Work to be completed:
Each record below should be repeated precisely as written.

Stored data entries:

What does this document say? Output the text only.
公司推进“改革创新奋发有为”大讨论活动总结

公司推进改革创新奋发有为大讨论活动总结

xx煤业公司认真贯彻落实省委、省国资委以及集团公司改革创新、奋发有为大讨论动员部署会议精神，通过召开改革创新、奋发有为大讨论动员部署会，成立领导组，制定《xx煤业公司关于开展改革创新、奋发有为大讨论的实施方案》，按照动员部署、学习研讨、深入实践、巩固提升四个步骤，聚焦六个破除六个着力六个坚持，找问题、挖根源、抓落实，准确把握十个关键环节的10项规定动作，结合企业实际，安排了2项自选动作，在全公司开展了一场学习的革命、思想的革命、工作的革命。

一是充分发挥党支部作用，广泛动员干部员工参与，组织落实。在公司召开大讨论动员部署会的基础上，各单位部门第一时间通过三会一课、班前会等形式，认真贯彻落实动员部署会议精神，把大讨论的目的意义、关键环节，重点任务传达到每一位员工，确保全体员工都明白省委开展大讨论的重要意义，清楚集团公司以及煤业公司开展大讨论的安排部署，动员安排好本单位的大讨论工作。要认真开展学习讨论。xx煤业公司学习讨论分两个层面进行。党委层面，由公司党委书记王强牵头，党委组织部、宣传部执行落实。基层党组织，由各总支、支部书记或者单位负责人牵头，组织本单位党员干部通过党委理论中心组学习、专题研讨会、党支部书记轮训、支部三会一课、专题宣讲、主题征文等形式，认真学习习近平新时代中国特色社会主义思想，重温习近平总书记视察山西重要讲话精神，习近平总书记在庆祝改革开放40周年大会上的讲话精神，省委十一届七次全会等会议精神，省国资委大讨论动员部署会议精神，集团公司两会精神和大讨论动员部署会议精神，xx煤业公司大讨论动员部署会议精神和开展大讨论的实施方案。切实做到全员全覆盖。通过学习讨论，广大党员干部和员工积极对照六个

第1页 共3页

Solution to the problem:
What does this document say? Output the text only.
公司推进“改革创新奋发有为”大讨论活动总结

公司推进改革创新奋发有为大讨论活动总结

xx煤业公司认真贯彻落实省委、省国资委以及集团公司改革创新、奋发有为大讨论动员部署会议精神，通过召开改革创新、奋发有为大讨论动员部署会，成立领导组，制定《xx煤业公司关于开展改革创新、奋发有为大讨论的实施方案》，按照动员部署、学习研讨、深入实践、巩固提升四个步骤，聚焦六个破除六个着力六个坚持，找问题、挖根源、抓落实，准确把握十个关键环节的10项规定动作，结合企业实际，安排了2项自选动作，在全公司开展了一场学习的革命、思想的革命、工作的革命。

一是充分发挥党支部作用，广泛动员干部员工参与，组织落实。在公司召开大讨论动员部署会的基础上，各单位部门第一时间通过三会一课、班前会等形式，认真贯彻落实动员部署会议精神，把大讨论的目的意义、关键环节，重点任务传达到每一位员工，确保全体员工都明白省委开展大讨论的重要意义，清楚集团公司以及煤业公司开展大讨论的安排部署，动员安排好本单位的大讨论工作。要认真开展学习讨论。xx煤业公司学习讨论分两个层面进行。党委层面，由公司党委书记王强牵头，党委组织部、宣传部执行落实。基层党组织，由各总支、支部书记或者单位负责人牵头，组织本单位党员干部通过党委理论中心组学习、专题研讨会、党支部书记轮训、支部三会一课、专题宣讲、主题征文等形式，认真学习习近平新时代中国特色社会主义思想，重温习近平总书记视察山西重要讲话精神，习近平总书记在庆祝改革开放40周年大会上的讲话精神，省委十一届七次全会等会议精神，省国资委大讨论动员部署会议精神，集团公司两会精神和大讨论动员部署会议精神，xx煤业公司大讨论动员部署会议精神和开展大讨论的实施方案。切实做到全员全覆盖。通过学习讨论，广大党员干部和员工积极对照六个

第1页 共3页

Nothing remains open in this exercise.